Task requirements:
From the listing that follows, extract every line and set it down unaltered.

** BEGIN Dataset records **

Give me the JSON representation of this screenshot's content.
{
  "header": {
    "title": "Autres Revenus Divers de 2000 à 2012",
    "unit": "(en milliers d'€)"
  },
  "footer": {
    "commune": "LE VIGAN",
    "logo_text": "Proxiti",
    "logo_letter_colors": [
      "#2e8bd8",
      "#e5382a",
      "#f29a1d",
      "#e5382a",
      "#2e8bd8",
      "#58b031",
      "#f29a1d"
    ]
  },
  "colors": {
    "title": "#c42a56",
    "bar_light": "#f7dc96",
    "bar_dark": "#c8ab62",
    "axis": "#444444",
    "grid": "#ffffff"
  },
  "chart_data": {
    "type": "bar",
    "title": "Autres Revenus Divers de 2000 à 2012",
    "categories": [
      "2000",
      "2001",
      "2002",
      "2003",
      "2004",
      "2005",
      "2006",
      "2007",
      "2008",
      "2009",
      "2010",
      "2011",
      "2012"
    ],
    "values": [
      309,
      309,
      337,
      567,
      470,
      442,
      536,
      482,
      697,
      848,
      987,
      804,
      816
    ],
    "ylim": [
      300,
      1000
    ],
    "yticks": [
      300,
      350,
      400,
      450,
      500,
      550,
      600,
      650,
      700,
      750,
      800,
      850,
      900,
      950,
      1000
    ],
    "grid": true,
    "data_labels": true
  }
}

** END Dataset records **

Answer in full:
Give me the JSON representation of this screenshot's content.
{
  "header": {
    "title": "Autres Revenus Divers de 2000 à 2012",
    "unit": "(en milliers d'€)"
  },
  "footer": {
    "commune": "LE VIGAN",
    "logo_text": "Proxiti",
    "logo_letter_colors": [
      "#2e8bd8",
      "#e5382a",
      "#f29a1d",
      "#e5382a",
      "#2e8bd8",
      "#58b031",
      "#f29a1d"
    ]
  },
  "colors": {
    "title": "#c42a56",
    "bar_light": "#f7dc96",
    "bar_dark": "#c8ab62",
    "axis": "#444444",
    "grid": "#ffffff"
  },
  "chart_data": {
    "type": "bar",
    "title": "Autres Revenus Divers de 2000 à 2012",
    "categories": [
      "2000",
      "2001",
      "2002",
      "2003",
      "2004",
      "2005",
      "2006",
      "2007",
      "2008",
      "2009",
      "2010",
      "2011",
      "2012"
    ],
    "values": [
      309,
      309,
      337,
      567,
      470,
      442,
      536,
      482,
      697,
      848,
      987,
      804,
      816
    ],
    "ylim": [
      300,
      1000
    ],
    "yticks": [
      300,
      350,
      400,
      450,
      500,
      550,
      600,
      650,
      700,
      750,
      800,
      850,
      900,
      950,
      1000
    ],
    "grid": true,
    "data_labels": true
  }
}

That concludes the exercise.